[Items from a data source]
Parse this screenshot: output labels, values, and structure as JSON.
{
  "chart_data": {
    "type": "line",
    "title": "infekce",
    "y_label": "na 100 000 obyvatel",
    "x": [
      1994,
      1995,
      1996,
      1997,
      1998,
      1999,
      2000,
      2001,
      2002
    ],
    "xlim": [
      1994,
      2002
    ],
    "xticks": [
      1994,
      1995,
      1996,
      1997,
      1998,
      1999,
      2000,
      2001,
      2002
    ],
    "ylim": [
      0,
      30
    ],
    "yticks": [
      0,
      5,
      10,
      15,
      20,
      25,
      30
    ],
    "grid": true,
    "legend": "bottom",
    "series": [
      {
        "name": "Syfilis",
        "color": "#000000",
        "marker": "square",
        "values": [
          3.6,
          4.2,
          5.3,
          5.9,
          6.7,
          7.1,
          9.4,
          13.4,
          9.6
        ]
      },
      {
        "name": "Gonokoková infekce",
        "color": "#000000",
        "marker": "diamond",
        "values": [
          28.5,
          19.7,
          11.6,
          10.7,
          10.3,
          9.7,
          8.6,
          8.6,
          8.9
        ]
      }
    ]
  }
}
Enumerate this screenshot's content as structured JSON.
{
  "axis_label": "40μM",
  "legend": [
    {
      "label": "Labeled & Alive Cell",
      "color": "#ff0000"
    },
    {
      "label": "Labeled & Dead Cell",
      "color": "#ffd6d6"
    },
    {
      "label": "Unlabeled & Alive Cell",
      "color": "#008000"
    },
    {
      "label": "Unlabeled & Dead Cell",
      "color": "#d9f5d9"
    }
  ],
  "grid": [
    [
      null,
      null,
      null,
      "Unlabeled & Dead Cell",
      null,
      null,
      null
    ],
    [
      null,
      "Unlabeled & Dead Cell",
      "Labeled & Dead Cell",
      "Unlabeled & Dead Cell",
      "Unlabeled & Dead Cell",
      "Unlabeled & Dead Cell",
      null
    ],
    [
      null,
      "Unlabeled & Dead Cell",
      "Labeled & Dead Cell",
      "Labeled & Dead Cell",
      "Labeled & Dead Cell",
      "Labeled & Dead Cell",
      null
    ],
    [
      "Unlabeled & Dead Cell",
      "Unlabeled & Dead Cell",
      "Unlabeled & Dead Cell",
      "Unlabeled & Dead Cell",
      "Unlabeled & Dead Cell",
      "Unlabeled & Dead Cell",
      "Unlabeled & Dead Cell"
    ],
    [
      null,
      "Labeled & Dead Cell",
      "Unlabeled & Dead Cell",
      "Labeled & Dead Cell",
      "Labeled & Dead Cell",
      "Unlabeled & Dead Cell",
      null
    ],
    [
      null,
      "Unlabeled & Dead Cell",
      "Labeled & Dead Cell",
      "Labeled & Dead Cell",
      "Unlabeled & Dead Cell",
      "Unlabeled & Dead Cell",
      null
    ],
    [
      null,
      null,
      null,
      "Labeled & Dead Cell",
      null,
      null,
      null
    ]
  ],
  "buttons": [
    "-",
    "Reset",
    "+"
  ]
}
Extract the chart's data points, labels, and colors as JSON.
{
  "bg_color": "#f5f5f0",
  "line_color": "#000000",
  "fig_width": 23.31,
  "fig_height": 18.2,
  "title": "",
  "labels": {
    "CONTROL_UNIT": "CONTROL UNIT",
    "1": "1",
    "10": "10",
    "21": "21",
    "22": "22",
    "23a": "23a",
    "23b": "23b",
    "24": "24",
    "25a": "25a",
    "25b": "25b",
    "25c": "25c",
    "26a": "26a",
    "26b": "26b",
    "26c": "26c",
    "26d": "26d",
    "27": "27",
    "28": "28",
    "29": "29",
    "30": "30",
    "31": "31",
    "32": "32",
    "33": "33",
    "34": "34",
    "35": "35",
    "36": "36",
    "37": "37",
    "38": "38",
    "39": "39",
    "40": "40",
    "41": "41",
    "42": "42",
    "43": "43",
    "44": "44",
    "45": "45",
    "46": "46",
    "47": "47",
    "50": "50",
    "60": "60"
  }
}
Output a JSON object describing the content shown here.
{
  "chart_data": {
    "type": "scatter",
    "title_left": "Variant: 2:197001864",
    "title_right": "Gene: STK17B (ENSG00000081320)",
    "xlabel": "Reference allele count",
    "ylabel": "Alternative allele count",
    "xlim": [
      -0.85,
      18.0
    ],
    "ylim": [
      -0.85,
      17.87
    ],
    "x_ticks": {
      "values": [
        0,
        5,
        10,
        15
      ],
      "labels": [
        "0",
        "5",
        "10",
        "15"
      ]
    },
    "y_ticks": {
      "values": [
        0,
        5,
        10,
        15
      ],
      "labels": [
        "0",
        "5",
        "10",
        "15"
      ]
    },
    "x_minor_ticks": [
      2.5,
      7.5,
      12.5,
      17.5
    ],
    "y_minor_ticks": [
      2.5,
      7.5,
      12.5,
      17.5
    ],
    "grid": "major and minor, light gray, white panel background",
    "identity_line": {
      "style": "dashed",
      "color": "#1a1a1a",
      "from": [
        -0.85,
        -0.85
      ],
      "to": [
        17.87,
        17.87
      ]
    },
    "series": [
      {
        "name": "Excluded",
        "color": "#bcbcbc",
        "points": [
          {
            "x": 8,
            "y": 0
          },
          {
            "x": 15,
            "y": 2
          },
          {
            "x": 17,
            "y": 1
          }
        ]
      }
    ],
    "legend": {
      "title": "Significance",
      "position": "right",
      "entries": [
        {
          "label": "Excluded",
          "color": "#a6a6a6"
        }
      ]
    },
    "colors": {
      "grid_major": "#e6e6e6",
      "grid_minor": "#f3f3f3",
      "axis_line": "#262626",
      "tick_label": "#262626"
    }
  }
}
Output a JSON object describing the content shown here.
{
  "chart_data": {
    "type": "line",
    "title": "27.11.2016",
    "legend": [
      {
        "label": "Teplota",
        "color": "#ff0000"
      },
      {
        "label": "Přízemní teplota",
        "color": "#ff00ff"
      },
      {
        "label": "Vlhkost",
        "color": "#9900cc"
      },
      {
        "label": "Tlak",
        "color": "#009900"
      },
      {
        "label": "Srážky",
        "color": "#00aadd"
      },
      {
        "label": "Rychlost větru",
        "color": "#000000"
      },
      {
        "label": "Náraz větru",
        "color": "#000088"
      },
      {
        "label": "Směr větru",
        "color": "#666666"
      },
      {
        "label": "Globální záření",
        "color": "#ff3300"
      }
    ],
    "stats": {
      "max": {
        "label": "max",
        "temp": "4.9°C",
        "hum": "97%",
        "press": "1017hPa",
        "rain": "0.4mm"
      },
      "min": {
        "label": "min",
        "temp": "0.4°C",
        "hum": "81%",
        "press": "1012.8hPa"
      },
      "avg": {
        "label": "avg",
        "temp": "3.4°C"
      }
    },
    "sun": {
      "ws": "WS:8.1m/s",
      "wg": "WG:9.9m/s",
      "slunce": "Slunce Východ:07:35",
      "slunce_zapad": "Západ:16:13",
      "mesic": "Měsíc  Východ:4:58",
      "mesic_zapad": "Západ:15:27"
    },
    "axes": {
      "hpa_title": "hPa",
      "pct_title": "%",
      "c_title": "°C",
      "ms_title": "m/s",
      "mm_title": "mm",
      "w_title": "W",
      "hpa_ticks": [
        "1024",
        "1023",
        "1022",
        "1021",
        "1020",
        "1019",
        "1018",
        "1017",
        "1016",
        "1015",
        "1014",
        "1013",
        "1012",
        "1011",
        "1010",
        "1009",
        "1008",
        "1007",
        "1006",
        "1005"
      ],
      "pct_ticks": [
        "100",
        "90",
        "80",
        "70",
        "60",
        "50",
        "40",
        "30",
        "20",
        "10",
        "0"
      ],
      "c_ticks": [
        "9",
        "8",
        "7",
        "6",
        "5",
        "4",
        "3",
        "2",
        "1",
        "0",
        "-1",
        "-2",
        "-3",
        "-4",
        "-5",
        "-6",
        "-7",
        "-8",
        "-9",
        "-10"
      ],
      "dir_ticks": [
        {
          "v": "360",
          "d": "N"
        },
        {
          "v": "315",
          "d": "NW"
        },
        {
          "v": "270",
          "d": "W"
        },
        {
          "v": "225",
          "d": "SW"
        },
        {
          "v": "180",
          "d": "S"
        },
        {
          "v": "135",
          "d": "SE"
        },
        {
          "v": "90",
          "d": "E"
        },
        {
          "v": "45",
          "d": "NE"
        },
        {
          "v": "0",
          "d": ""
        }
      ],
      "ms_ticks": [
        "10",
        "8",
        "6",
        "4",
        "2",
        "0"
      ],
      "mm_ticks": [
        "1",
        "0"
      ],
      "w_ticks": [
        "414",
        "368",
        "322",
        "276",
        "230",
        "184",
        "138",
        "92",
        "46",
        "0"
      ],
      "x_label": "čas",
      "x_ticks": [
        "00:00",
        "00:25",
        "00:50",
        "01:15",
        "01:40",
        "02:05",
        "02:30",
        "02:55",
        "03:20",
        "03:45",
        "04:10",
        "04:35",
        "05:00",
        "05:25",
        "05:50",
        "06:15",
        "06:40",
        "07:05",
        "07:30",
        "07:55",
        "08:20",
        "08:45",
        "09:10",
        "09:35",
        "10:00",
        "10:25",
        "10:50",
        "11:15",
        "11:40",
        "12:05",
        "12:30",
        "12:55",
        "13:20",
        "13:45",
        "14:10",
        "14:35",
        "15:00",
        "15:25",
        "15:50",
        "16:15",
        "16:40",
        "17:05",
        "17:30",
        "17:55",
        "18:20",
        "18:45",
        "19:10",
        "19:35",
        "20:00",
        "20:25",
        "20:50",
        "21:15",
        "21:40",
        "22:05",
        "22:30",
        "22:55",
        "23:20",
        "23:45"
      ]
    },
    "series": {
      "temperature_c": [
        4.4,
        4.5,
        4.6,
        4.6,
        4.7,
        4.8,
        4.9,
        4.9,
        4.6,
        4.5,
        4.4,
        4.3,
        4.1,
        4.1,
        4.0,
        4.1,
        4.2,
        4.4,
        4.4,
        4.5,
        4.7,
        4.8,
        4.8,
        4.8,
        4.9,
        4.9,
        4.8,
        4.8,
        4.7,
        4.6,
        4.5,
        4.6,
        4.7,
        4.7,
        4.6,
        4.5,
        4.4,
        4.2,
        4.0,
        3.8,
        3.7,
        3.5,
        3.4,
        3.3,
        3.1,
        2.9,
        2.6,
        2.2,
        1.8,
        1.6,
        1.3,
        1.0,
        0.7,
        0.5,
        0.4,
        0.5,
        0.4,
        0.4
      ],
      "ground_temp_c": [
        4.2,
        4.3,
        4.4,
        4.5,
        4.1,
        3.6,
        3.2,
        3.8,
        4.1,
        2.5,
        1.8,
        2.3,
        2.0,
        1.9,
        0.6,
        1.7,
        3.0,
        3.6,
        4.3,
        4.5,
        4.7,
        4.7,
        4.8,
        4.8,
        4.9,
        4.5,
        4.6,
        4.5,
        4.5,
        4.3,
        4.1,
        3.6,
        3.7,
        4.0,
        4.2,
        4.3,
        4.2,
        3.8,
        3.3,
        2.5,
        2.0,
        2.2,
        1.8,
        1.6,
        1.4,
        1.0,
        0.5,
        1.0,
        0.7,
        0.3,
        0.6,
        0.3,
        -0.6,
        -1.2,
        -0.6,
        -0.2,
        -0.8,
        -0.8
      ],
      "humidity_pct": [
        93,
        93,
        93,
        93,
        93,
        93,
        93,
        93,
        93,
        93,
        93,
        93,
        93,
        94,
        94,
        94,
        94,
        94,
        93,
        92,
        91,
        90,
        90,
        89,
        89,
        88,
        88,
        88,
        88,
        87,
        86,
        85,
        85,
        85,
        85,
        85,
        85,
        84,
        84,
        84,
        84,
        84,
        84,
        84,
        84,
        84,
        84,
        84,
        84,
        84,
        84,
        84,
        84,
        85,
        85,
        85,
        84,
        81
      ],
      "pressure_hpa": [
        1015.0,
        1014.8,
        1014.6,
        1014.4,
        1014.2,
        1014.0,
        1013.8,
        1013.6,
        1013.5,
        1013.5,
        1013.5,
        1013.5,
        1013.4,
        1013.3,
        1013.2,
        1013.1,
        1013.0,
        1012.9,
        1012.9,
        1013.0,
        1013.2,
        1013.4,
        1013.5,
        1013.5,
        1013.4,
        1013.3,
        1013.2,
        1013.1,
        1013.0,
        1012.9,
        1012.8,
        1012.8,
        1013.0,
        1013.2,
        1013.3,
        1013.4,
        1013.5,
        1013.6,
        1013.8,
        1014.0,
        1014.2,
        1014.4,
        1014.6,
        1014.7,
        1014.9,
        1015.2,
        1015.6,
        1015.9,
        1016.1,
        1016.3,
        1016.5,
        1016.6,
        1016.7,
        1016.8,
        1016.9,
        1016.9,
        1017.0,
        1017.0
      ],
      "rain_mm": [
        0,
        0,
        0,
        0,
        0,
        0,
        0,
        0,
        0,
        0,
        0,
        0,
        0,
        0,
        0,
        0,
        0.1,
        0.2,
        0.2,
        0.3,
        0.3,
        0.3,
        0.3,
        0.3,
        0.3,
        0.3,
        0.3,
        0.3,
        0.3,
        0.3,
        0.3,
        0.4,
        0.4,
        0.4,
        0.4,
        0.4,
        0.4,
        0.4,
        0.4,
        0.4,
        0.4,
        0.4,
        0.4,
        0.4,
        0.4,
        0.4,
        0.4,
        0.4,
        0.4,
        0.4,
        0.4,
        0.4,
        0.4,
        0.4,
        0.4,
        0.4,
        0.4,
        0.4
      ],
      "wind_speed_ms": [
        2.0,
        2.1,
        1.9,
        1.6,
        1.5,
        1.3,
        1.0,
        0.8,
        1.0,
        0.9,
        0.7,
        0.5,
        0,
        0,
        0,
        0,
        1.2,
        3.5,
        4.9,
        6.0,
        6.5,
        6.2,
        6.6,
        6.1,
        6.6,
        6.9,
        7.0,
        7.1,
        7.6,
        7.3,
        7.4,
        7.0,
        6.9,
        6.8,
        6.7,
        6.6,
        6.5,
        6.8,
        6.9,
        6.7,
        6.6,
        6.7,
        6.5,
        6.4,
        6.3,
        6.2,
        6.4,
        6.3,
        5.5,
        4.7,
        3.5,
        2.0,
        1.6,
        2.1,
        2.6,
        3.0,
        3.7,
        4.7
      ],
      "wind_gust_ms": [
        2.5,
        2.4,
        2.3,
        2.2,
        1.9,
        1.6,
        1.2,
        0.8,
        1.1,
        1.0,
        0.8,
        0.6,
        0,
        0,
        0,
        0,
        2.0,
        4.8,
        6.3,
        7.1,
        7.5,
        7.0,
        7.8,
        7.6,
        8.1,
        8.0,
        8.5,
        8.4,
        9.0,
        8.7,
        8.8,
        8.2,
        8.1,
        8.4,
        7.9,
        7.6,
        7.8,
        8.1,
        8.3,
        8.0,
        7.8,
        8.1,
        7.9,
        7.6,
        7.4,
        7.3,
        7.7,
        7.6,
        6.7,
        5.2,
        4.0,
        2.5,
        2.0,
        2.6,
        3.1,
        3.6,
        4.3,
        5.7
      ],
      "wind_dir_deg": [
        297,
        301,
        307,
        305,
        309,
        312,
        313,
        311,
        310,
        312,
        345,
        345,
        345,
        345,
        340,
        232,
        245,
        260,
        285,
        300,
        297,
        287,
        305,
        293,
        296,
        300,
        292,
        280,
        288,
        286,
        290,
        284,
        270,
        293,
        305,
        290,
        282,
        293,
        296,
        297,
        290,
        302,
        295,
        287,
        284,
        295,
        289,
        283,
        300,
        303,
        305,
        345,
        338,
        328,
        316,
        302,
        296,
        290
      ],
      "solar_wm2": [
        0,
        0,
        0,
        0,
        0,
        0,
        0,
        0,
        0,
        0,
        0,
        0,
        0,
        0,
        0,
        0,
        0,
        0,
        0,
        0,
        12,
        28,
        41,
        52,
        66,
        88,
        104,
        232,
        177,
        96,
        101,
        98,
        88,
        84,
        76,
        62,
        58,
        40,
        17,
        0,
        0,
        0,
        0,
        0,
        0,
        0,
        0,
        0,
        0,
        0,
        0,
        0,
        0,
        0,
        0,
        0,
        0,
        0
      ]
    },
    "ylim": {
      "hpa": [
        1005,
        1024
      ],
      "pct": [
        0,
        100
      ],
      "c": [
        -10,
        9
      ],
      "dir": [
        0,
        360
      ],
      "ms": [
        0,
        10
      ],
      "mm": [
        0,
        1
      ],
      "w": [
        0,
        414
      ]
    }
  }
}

| Instructions for the task |
Copy every line of the records above that contains "legend".

| Final result |
    "legend": "bottom",
  "legend": [
    "legend": {
    "legend": [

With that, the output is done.